● **DIRECTIONS FOR THIS TASK**:
Which lines hold the string "Litros"? Copy every one of them.

Figure contents as structured data:

____________

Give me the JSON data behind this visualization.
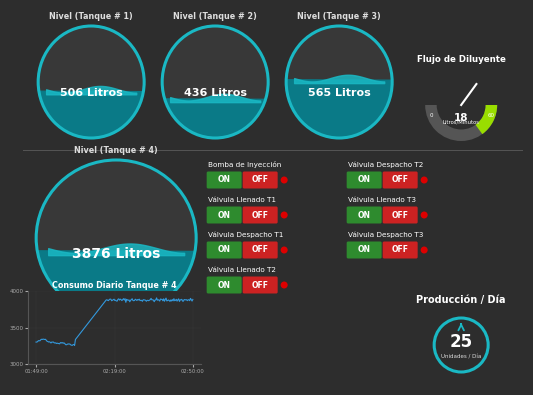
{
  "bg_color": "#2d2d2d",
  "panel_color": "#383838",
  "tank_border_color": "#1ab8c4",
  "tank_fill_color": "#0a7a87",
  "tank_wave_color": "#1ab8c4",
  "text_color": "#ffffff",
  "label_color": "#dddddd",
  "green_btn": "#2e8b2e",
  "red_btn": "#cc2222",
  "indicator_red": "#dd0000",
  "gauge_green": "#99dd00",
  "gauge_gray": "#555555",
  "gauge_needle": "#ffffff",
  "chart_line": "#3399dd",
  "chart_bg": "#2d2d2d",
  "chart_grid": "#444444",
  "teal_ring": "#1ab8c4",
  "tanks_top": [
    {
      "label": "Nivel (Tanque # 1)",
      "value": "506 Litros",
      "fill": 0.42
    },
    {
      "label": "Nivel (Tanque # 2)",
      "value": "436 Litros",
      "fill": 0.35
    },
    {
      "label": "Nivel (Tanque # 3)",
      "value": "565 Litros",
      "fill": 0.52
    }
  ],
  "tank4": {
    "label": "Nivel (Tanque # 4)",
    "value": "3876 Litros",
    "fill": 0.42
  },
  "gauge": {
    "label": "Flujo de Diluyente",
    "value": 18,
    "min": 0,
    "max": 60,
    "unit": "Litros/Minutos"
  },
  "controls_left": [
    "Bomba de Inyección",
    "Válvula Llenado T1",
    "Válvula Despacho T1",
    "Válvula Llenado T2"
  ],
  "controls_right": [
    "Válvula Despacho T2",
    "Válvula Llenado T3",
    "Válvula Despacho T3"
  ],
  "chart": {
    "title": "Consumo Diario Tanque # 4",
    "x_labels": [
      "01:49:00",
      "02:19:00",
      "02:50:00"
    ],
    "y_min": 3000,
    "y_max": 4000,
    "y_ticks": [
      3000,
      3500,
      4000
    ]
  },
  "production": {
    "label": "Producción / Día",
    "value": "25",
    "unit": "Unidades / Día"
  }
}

____________

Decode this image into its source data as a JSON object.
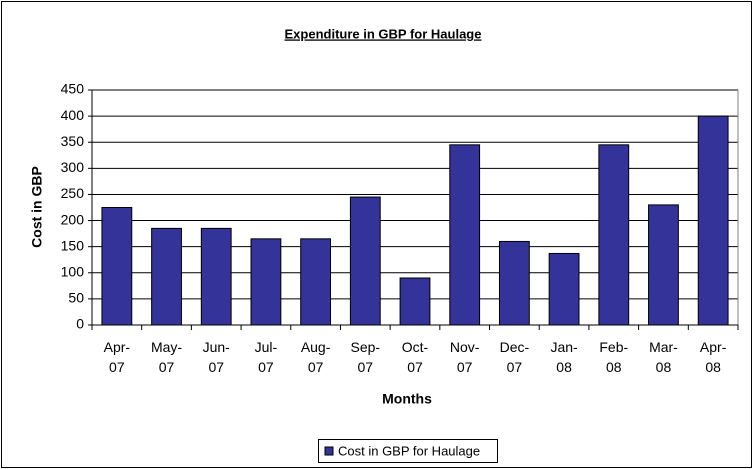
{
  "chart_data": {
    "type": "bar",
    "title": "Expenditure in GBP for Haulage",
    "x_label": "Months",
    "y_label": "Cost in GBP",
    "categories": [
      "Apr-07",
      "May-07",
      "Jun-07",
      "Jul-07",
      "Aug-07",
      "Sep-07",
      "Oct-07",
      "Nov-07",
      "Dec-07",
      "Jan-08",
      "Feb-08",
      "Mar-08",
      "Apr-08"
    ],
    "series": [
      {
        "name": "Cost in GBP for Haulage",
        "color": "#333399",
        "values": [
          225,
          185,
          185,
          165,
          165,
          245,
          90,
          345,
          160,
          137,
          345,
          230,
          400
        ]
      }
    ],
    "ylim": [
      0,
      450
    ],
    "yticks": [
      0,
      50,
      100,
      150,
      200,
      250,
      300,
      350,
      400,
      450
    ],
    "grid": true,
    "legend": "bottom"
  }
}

____________

● **SOLUTION TO THIS TASK**:
      "value": "506 Litros",
      "value": "436 Litros",
      "value": "565 Litros",
    "value": "3876 Litros",
    "unit": "Litros/Minutos"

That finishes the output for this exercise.